▶ Instruction:
Go through the material and pull out every line with the string "this" in it.

— Start of Items —

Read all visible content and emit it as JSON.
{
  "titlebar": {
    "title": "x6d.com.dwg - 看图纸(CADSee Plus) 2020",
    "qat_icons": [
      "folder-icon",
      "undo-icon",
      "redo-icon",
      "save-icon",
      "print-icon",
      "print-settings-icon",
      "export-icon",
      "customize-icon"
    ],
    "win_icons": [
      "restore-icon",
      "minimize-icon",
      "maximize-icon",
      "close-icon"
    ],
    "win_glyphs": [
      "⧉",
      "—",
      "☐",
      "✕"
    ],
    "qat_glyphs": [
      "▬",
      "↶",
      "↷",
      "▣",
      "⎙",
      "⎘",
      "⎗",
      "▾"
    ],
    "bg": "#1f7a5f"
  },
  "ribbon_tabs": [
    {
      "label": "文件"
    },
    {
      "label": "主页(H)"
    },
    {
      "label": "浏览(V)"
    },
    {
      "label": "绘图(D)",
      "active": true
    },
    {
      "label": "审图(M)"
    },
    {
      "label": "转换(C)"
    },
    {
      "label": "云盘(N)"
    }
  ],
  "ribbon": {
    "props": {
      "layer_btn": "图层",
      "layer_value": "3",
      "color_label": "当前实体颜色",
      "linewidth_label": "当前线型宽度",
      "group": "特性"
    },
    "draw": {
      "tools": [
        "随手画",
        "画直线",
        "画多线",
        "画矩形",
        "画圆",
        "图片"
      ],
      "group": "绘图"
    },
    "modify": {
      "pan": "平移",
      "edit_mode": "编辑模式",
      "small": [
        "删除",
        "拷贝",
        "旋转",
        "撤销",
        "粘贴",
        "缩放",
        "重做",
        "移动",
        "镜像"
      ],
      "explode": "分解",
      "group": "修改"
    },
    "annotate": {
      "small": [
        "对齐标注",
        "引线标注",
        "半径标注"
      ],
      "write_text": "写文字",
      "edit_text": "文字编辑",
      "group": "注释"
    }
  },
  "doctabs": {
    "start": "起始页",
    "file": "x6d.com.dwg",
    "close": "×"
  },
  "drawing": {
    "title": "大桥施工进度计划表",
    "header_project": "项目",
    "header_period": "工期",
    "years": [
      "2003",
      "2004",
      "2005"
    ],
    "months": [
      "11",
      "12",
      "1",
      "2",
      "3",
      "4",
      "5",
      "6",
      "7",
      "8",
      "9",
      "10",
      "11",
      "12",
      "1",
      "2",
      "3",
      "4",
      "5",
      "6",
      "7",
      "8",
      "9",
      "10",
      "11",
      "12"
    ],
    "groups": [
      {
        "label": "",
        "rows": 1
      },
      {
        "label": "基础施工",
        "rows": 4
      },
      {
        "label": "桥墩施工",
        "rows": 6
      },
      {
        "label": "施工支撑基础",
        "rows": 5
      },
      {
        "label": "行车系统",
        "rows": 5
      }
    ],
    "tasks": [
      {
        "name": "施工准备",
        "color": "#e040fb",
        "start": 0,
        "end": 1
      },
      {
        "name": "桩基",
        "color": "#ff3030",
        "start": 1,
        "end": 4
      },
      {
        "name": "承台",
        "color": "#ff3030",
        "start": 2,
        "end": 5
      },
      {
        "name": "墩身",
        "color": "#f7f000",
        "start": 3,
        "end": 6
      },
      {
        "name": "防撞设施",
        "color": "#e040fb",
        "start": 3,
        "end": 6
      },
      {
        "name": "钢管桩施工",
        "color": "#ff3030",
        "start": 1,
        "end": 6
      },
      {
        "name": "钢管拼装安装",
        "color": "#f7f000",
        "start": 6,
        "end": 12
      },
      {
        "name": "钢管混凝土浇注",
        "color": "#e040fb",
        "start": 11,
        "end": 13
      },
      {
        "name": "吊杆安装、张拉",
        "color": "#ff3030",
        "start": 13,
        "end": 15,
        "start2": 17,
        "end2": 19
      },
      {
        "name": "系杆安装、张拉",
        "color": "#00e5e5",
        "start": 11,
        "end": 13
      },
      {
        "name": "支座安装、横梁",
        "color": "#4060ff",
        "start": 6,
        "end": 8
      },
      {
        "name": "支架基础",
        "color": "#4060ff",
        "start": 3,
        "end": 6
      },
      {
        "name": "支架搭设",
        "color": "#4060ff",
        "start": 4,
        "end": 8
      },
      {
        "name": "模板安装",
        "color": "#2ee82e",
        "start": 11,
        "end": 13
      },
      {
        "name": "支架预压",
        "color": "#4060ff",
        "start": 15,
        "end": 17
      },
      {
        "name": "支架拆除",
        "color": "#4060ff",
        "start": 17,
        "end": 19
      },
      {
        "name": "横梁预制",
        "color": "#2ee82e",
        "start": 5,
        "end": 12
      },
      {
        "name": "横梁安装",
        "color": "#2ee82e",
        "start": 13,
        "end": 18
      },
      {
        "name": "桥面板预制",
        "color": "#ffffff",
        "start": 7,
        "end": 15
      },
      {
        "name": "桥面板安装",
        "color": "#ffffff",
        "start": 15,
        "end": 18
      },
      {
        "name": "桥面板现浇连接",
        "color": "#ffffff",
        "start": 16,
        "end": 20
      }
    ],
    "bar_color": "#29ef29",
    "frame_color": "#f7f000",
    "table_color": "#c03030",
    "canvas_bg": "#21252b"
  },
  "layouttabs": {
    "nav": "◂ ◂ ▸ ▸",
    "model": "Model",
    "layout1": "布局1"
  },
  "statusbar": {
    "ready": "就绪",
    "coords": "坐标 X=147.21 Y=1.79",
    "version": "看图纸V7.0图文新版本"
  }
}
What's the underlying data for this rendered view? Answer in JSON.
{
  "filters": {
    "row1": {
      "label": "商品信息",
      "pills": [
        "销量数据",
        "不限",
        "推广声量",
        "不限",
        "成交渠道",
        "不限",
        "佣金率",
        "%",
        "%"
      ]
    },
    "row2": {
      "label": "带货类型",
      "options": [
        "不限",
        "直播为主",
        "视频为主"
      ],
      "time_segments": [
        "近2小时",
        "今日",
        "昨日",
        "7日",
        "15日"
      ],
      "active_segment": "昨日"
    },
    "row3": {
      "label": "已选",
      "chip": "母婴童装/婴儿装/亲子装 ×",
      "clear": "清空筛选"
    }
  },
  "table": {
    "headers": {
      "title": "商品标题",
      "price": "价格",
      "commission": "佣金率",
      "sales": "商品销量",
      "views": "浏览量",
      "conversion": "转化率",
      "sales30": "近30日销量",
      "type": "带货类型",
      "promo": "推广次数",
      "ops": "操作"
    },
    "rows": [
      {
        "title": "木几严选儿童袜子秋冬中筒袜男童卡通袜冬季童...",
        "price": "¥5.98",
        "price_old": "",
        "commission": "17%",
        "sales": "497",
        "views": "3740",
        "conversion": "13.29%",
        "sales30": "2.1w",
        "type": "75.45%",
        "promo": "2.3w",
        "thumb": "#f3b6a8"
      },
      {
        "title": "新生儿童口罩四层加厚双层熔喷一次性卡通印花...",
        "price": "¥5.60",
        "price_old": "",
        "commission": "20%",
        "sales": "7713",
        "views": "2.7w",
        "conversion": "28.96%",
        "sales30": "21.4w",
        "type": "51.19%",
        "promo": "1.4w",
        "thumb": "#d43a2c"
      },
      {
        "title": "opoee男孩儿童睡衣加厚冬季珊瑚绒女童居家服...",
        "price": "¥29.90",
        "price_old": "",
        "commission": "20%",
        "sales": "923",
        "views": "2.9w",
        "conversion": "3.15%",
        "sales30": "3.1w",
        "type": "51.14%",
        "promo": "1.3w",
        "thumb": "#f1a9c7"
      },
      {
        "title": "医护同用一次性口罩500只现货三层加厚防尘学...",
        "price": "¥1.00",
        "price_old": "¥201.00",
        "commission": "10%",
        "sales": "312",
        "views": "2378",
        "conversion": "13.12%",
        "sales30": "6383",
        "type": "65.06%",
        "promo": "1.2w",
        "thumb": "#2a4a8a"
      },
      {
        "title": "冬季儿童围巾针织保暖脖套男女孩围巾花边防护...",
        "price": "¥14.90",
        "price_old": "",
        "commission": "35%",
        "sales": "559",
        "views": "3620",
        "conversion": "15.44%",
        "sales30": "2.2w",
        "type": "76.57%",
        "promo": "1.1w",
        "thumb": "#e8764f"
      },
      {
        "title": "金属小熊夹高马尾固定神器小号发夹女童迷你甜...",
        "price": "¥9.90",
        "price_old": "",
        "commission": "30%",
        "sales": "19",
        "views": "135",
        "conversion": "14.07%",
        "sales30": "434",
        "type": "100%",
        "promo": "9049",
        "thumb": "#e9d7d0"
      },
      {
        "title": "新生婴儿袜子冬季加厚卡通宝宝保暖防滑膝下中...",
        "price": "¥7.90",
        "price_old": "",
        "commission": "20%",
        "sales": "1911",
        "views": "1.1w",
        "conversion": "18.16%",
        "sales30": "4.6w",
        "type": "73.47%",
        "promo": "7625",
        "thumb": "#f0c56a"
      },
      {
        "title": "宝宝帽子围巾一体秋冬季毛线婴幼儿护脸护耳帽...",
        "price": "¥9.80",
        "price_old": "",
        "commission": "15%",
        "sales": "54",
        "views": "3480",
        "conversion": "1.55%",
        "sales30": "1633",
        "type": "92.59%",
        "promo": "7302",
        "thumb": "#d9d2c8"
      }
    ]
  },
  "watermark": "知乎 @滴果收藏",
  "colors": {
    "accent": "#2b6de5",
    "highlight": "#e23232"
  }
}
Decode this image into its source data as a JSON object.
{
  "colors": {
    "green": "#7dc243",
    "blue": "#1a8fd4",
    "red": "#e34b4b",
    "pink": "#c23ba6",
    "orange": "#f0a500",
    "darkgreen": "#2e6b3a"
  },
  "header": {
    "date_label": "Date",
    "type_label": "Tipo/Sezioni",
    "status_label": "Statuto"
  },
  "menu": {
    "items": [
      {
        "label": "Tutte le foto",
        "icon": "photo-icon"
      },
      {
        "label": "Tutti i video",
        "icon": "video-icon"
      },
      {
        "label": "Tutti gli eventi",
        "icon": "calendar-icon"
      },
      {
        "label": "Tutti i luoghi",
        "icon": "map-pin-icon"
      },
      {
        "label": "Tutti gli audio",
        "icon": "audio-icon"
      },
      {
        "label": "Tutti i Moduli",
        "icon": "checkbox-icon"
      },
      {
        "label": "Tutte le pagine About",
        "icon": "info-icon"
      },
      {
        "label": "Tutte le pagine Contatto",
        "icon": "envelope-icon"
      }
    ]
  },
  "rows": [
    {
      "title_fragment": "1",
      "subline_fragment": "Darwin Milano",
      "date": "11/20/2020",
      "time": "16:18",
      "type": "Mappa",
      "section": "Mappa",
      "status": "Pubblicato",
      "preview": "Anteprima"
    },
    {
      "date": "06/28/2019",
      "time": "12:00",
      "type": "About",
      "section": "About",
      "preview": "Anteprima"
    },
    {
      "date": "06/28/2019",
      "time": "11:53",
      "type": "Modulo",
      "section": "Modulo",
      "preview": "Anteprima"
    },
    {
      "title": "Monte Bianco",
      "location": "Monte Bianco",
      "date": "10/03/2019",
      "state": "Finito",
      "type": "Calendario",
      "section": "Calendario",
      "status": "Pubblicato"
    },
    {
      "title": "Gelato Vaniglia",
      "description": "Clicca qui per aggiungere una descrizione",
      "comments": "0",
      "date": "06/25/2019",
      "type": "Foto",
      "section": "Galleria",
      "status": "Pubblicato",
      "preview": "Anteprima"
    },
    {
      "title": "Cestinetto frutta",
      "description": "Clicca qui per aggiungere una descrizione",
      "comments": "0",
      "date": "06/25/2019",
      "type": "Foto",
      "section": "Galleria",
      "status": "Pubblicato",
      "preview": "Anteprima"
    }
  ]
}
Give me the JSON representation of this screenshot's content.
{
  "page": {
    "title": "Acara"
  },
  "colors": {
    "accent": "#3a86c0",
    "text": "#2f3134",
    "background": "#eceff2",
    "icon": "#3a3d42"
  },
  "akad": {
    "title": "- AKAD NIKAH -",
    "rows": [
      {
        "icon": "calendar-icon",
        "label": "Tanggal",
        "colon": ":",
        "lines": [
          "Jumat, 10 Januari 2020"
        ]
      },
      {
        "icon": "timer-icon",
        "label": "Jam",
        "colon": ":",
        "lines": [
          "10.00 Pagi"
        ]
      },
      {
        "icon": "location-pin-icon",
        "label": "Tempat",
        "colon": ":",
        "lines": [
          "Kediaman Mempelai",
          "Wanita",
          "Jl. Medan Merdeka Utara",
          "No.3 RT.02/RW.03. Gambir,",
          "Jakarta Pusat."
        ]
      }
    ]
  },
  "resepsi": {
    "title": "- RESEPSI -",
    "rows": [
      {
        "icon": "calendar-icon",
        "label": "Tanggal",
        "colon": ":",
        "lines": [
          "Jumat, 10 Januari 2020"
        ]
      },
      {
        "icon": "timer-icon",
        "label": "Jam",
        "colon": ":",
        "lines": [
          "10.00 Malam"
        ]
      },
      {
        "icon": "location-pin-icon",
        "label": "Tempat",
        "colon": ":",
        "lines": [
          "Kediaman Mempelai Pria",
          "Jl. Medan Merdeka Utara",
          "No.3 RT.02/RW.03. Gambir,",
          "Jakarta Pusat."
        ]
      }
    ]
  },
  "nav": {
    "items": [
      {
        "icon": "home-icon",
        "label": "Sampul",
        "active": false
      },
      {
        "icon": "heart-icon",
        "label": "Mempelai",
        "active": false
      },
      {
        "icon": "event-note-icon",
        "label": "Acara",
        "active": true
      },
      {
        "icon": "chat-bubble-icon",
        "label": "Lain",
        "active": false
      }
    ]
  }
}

— End of Items —

▶ Solved problem:
What's the underlying data for this rendered view? Answer in JSON.
Decode this image into its source data as a JSON object.
Give me the JSON representation of this screenshot's content.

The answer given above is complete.